───── Tekstfragment

Op 31 oktober 2019 zijn de nieuwe drempelbedragen voor Europese aanbestedingen bekendgemaakt in het Publicatieblad van de Europese Unie (Pb. EU L 279). De nieuwe drempelwaarden zijn vastgesteld voor een periode van twee jaar en gelden vanaf 1 januari 2020 tot en met 31 december 2021.
Wat zijn de nieuwe drempelwaarden?
De nieuwe drempelbedragen zijn wat lager dan de huidige drempelbedragen. Zo wordt bijvoorbeeld het drempelbedrag voor opdrachten voor werken en concessieovereenkomsten verlaagd van € 5.548.000 naar € 5.350.000. Het drempelbedrag voor opdrachten van decentrale overheden voor leveringen en diensten wordt verlaagd van € 221.000 naar € 214.000.
De drempelwaarden die vanaf 1 januari 2020 gelden zijn hieronder weergegeven:
Drempels | (De)Centrale overheid | Speciale-sector bedrijven |
---|---|---|
Werken | € 5.350.000 | € 5.350.000 |
Leveringen | € 139.000 / € 214.000 | € 428.000 |
Diensten | € 139.000 / € 214.000 | € 428.000 |
Specifieke diensten[1] | € 750.000 | € 1.000.000 |
Concessieovereenkomsten | € 5.350.000 | € 5.350.000 |
Prijsvragen | € 144.000 / € 221.000 |
[1] Het betreft sociale en andere specifieke diensten.

──────────
───── Gegevensregels

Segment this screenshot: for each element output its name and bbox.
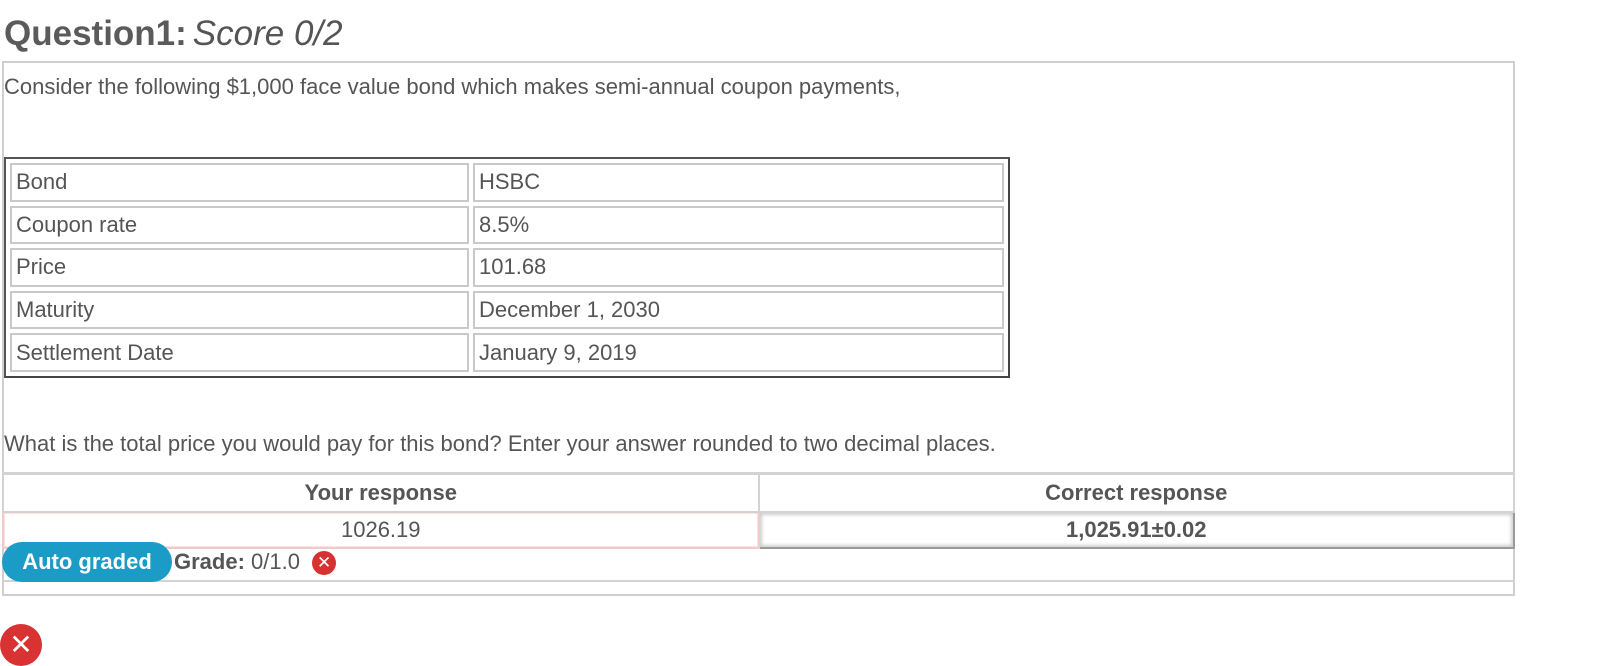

──────────

**Doel:** Zet de tekst over de nieuwe Europese drempelbedragen voor aanbestedingen voort vanaf de laatste zin.

**Antwoord:**
Voor lidstaten die een andere valuta dan de Euro hanteren heeft de Europese Commissie een mededeling gepubliceerd met daarin de tegenwaarden in de nationale valuta’s, van de bovenstaande drempelwaarden.
Waarde van een opdracht of raamovereenkomst
Hoe wordt de waarde van een opdracht of raamovereenkomst bepaald?
Uit artikel 2.15 lid 1 Aanbestedingswet 2012 (“AW”) volgt dat bij het bepalen welke drempelwaarden van toepassing zijn, het moment waarop de aanbesteding in de markt wordt gezet, bepalend is. Dit betekent dat bovenstaande drempelbedragen van toepassing zijn op aanbestedingen die op of na 1 januari 2020 worden aangekondigd.
Bij meervoudige of enkelvoudige aanbestedingen moet de datum worden aangehouden waarop de ondernemer(s) uitgenodigd worden om een inschrijving te doen. Het moment van gunning of contractsluiting is niet van belang bij het vaststellen welke drempelwaarden van toepassing zijn.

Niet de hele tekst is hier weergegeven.